Exercise details: Check each line of the records below and collect those holding "крышки".

━━━━━━━━

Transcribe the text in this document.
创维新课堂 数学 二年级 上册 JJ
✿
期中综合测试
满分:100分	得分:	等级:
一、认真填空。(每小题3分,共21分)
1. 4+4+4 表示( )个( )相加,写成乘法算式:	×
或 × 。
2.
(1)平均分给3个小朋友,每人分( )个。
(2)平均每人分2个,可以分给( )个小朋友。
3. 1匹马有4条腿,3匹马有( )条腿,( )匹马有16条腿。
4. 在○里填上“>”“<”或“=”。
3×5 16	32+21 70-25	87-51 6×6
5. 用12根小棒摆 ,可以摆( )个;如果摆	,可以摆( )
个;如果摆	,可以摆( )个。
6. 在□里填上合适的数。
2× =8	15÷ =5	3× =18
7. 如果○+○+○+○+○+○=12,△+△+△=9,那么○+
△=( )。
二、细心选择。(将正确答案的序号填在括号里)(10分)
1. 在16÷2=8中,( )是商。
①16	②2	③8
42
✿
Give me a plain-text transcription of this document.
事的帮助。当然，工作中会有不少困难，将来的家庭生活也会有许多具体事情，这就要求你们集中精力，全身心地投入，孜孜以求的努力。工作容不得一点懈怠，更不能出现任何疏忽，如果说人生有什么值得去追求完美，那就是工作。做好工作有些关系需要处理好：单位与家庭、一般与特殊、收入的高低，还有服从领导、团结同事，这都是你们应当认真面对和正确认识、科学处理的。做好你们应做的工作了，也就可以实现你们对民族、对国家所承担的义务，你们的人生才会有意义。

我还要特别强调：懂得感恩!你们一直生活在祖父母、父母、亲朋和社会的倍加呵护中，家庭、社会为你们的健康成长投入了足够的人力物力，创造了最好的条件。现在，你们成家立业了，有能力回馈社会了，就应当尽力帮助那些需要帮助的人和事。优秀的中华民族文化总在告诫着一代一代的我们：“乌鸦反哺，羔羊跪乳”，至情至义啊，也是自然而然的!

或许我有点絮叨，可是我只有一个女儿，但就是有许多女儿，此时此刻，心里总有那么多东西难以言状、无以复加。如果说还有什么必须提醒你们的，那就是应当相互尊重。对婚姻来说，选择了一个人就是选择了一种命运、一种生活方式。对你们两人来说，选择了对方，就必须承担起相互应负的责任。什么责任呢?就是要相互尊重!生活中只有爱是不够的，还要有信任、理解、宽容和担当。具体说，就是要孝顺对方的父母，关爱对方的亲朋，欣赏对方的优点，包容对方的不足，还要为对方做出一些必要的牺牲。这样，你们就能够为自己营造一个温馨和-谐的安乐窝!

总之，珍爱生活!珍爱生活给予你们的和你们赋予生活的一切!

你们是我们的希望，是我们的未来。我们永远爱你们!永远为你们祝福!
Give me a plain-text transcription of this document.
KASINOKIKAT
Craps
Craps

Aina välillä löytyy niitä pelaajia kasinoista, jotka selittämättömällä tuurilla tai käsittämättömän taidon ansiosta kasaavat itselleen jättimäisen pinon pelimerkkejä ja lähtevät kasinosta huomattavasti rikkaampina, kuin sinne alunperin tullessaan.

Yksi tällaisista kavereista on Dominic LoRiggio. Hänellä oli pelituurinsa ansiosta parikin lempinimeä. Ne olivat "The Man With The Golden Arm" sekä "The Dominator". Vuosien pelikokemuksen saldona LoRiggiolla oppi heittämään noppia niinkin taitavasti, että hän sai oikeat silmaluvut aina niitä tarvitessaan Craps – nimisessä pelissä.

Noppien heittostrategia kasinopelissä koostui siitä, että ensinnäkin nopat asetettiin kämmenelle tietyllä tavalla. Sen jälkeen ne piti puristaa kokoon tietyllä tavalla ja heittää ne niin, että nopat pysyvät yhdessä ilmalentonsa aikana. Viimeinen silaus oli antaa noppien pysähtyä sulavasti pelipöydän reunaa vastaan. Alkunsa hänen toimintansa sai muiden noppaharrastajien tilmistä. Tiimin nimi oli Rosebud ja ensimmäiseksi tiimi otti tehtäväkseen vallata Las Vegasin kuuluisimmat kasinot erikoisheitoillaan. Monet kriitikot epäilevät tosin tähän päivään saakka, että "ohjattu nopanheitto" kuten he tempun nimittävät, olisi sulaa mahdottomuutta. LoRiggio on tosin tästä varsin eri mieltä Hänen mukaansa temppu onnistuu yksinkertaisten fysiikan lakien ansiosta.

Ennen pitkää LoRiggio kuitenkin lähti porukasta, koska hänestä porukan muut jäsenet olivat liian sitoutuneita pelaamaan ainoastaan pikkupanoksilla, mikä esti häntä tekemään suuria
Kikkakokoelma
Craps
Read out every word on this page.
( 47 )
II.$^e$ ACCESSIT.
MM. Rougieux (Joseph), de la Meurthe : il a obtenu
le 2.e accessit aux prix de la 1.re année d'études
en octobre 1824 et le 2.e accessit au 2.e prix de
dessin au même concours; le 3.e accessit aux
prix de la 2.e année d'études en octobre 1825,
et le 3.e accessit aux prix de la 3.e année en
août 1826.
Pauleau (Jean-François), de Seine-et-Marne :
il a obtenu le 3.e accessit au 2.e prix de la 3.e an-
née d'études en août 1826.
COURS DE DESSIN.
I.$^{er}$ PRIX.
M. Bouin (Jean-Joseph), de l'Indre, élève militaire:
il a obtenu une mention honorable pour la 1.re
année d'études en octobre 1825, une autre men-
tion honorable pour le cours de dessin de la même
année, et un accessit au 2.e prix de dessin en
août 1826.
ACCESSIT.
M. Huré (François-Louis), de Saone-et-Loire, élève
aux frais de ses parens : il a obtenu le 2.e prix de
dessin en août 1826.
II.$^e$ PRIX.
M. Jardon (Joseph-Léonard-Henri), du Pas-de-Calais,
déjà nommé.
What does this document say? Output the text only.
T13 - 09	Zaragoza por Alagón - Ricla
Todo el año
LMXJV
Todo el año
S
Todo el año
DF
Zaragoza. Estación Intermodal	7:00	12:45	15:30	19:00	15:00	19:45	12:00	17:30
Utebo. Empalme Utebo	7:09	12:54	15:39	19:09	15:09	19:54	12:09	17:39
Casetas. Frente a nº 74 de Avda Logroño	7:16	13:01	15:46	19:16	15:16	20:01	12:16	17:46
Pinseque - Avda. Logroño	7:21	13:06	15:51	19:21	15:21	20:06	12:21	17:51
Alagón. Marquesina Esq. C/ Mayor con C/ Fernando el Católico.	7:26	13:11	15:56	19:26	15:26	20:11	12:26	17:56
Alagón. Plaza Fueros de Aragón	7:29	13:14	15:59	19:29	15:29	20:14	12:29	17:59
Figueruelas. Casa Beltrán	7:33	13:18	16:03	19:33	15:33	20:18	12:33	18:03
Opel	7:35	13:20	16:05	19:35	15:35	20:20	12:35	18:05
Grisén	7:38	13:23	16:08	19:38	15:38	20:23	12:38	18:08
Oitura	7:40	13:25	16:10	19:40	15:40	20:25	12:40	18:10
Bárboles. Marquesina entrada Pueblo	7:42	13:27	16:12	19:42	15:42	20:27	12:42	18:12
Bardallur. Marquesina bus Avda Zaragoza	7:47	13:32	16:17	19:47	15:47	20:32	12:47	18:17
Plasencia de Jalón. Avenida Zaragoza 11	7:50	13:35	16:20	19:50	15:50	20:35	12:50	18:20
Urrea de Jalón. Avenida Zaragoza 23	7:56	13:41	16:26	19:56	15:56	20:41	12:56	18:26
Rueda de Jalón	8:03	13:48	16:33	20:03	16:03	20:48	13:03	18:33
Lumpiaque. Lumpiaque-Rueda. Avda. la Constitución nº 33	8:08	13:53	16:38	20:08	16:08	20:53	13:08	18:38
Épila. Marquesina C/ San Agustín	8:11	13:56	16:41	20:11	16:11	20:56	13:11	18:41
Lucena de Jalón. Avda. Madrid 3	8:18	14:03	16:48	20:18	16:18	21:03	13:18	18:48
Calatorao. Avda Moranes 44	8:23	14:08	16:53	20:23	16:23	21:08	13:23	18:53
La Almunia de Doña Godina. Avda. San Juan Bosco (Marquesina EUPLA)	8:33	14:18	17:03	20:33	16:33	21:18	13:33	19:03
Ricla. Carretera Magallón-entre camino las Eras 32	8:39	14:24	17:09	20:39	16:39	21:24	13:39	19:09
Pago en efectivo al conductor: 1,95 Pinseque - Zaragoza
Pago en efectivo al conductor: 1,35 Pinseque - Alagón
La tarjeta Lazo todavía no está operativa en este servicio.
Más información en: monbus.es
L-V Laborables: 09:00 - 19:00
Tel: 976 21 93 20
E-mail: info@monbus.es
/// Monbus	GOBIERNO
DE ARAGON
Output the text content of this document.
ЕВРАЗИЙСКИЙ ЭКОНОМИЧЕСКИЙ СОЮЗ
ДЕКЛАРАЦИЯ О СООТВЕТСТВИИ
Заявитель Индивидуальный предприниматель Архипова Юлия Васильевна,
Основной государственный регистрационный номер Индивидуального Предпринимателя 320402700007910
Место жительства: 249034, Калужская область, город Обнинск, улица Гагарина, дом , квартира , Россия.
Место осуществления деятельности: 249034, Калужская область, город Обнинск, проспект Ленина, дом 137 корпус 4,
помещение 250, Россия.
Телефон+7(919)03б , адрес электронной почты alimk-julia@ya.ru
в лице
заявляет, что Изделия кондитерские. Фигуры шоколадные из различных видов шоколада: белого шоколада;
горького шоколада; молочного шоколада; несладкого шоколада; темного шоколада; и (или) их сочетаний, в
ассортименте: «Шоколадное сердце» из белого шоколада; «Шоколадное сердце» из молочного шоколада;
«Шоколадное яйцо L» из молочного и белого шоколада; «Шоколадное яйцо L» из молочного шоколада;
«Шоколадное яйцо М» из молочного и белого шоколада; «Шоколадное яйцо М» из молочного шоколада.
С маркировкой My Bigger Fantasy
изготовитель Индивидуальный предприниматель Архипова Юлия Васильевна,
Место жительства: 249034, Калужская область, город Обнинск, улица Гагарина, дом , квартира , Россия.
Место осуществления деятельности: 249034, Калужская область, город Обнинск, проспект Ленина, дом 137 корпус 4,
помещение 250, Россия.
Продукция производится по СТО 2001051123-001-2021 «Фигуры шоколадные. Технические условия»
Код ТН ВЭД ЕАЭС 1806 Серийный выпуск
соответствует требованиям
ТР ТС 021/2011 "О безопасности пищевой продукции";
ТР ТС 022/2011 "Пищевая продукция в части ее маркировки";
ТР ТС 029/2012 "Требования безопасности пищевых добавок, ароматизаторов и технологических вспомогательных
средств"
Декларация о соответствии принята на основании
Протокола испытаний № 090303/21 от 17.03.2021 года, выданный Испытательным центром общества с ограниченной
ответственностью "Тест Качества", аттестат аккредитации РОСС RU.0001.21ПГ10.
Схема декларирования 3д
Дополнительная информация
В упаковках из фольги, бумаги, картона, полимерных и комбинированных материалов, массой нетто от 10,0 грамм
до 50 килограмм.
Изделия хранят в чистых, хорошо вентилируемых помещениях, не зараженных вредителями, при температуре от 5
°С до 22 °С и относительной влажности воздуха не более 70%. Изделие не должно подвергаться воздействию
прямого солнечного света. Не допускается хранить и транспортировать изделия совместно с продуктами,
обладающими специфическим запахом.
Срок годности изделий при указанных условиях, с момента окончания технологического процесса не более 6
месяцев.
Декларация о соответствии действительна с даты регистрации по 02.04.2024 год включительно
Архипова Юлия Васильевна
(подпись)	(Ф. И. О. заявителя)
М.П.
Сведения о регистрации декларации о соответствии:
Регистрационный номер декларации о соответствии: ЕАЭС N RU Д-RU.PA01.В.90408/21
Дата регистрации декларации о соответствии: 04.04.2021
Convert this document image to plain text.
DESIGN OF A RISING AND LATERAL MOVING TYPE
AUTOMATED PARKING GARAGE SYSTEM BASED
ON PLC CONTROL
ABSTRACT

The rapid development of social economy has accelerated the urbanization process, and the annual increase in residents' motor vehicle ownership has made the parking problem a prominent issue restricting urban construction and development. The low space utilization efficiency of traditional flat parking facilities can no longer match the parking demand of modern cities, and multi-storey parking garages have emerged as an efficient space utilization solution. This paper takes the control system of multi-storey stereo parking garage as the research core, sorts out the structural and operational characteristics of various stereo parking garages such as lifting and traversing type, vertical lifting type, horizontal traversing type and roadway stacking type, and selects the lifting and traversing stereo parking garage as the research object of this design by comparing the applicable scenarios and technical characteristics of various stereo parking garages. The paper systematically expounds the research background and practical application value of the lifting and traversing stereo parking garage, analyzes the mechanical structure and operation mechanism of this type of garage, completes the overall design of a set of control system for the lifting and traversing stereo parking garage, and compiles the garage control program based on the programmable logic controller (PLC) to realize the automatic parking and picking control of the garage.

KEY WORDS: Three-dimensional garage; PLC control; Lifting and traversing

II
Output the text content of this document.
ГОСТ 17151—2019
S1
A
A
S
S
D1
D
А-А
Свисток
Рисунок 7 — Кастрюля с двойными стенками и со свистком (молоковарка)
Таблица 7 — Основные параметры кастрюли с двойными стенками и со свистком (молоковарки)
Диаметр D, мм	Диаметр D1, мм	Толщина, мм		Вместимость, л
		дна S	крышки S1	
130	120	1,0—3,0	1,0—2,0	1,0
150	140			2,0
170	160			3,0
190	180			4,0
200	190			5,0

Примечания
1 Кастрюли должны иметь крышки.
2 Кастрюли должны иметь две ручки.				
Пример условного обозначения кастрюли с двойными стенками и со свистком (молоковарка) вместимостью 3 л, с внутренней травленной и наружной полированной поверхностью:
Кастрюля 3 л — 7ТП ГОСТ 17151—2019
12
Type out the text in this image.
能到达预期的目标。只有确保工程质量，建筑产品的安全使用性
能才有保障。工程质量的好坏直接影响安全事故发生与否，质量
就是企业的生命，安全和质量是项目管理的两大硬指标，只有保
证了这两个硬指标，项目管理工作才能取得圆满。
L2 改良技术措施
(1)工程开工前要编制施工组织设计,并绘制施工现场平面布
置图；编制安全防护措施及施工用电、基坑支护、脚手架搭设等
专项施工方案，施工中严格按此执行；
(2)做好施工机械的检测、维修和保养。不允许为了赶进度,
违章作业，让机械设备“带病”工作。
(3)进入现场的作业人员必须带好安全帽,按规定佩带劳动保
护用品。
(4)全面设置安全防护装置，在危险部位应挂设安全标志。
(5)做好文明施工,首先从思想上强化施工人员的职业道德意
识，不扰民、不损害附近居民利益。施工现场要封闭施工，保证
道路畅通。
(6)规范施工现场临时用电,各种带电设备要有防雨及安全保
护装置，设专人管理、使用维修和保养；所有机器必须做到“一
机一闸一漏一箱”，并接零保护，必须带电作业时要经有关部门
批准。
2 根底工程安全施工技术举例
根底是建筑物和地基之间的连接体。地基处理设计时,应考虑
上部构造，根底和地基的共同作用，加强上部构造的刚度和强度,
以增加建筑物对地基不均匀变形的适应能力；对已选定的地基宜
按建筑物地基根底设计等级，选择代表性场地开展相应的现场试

━━━━━━━━

Exercise solution:
		дна S	крышки S1	
1 Кастрюли должны иметь крышки.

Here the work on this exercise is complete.